**SHORT PROBLEM**
Wherever the word "территории" turns up in a line of the entries, copy that line.

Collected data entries
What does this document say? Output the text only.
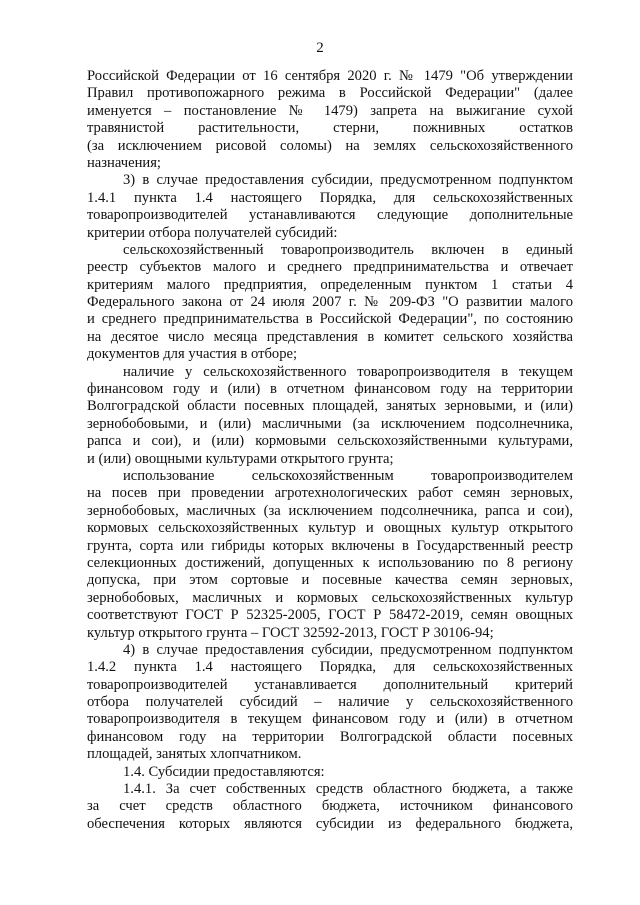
2
Российской Федерации от 16 сентября 2020 г. № 1479 "Об утверждении
Правил противопожарного режима в Российской Федерации" (далее
именуется – постановление № 1479) запрета на выжигание сухой
травянистой растительности, стерни, пожнивных остатков
(за исключением рисовой соломы) на землях сельскохозяйственного
назначения;
3) в случае предоставления субсидии, предусмотренном подпунктом
1.4.1 пункта 1.4 настоящего Порядка, для сельскохозяйственных
товаропроизводителей устанавливаются следующие дополнительные
критерии отбора получателей субсидий:
сельскохозяйственный товаропроизводитель включен в единый
реестр субъектов малого и среднего предпринимательства и отвечает
критериям малого предприятия, определенным пунктом 1 статьи 4
Федерального закона от 24 июля 2007 г. № 209-ФЗ "О развитии малого
и среднего предпринимательства в Российской Федерации", по состоянию
на десятое число месяца представления в комитет сельского хозяйства
документов для участия в отборе;
наличие у сельскохозяйственного товаропроизводителя в текущем
финансовом году и (или) в отчетном финансовом году на территории
Волгоградской области посевных площадей, занятых зерновыми, и (или)
зернобобовыми, и (или) масличными (за исключением подсолнечника,
рапса и сои), и (или) кормовыми сельскохозяйственными культурами,
и (или) овощными культурами открытого грунта;
использование сельскохозяйственным товаропроизводителем
на посев при проведении агротехнологических работ семян зерновых,
зернобобовых, масличных (за исключением подсолнечника, рапса и сои),
кормовых сельскохозяйственных культур и овощных культур открытого
грунта, сорта или гибриды которых включены в Государственный реестр
селекционных достижений, допущенных к использованию по 8 региону
допуска, при этом сортовые и посевные качества семян зерновых,
зернобобовых, масличных и кормовых сельскохозяйственных культур
соответствуют ГОСТ Р 52325-2005, ГОСТ Р 58472-2019, семян овощных
культур открытого грунта – ГОСТ 32592-2013, ГОСТ Р 30106-94;
4) в случае предоставления субсидии, предусмотренном подпунктом
1.4.2 пункта 1.4 настоящего Порядка, для сельскохозяйственных
товаропроизводителей устанавливается дополнительный критерий
отбора получателей субсидий – наличие у сельскохозяйственного
товаропроизводителя в текущем финансовом году и (или) в отчетном
финансовом году на территории Волгоградской области посевных
площадей, занятых хлопчатником.
1.4. Субсидии предоставляются:
1.4.1. За счет собственных средств областного бюджета, а также
за счет средств областного бюджета, источником финансового
обеспечения которых являются субсидии из федерального бюджета,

**RESULT FOR THIS TASK**
финансовом году и (или) в отчетном финансовом году на территории
финансовом году на территории Волгоградской области посевных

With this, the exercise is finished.